▸ **Short exercise A**: From the Sudan article, echo the passage starting at "Goodbye Sudan" and ending at "of the country.".
▸ **Short exercise B**: Name the central regions that the Sudan article says were given special status.

#### Source text

Goodbye Sudan
By Saad S. Khan, The Middle East Times
July 27, 2005 — Final Agreement has at last been signed between the Sudanese junta led by General Omar Hassan Al Bashir and the Sudanese Peoples Liberation Army (SPLA) chief John Garang, after a long and protracted civil war lasting over two decades and costing as many million lives. Far from being a harbinger for a better tomorrow, the agreement has all but sealed the fate of Sudan, its stability and territorial integrity, assuming that there was any, and that of quite a few of the neighboring states. This article seeks to delve how.
The new constitution signed in July is a sequel to the January peace treaty, ending bloodshed. The deal makes Bashir the president, Garang the first vice-president, which is nothing but a euphemism for two independent presidents for the Muslim north and the animist south of the country.
The share in cabinet posts is 52 percent for Bashir’s nominees, 28 percent for Garang’s men and the remaining 20 percent for smaller groups.
This is a six-year transition arrangement following which a referendum on independence shall be held in the south. Three central regions of the Nuba mountains, Blue Nile and oil-rich Obiye have been given special status since both north and south believe them to be their part.
Literally all the contentious issues remain unresolved and this is likely to trigger acrimonious disputes sooner than later, as would the simmering discontent among the various disgruntled segments all over the country who are uncomfortable with the concessions given to Garang and his allied warlords.
Sudan derives its name from the Arabic phrase Bilaad-us-Soudan (the regions inhabited by the blacks), as it was known by the Arabs inhabiting in the lower Nile, presently Egypt.
This unique country had the double distinction of being area-wise the largest country in the Muslim world as well as that in the continental Africa. A short time hence, this fact would be history, and debatable it is whether even the areas around Khartoum would like to remain being known as Sudan.
While celebrating what the peace agreement says the myopic leaders of the African Union (AU) and world leaders elsewhere are turning a blind eye to what the agreement does not say.
What the agreement says between the lines is also the writing on the wall. With their failures galore in state-building all across Africa and the Middle East, one shudders at the fact that the world leadership has yet to understand that fair and democratically elected leadership, subjected to the checks of independent judiciary, sovereign parliament, a vigilant press and a vibrant civil society is the only path to national integration. And that a pact between tyrants, war criminals and liars is not worth the paper it is written on.
Sudan is a chronic case of state failure, only that it was not suggested so in writing, which has been mercifully done now. Rich in oil and gold deposits, fertile in land and alluvial assets around the Blue Nile, booming in cotton and food harvest and a teeming enterprising nation, it missed in just two elements; democracy and the rule of law.
And this duo is the very thing that determines the fate of the state. Dictators disintegrate their countries: Said Barre broke Somalia, Yahya Khan broke Pakistan, Suharto broke Indonesia and the list awaits the inclusion of Bashir for being the last ruler of the Sudan with its present boundaries.

########
#### Provided material

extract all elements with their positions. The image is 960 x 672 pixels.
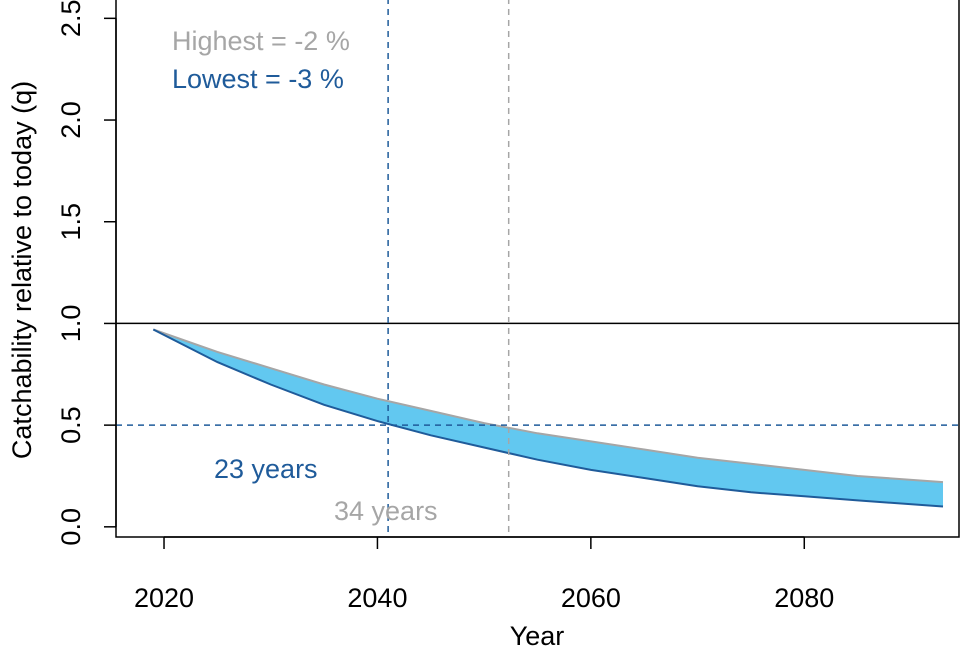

########

▸ **Expected output A**:
Goodbye Sudan
By Saad S. Khan, The Middle East Times
July 27, 2005 — Final Agreement has at last been signed between the Sudanese junta led by General Omar Hassan Al Bashir and the Sudanese Peoples Liberation Army (SPLA) chief John Garang, after a long and protracted civil war lasting over two decades and costing as many million lives. Far from being a harbinger for a better tomorrow, the agreement has all but sealed the fate of Sudan, its stability and territorial integrity, assuming that there was any, and that of quite a few of the neighboring states. This article seeks to delve how.
The new constitution signed in July is a sequel to the January peace treaty, ending bloodshed. The deal makes Bashir the president, Garang the first vice-president, which is nothing but a euphemism for two independent presidents for the Muslim north and the animist south of the country.

▸ **Expected output B**:
Nuba mountains
Blue Nile
Obiye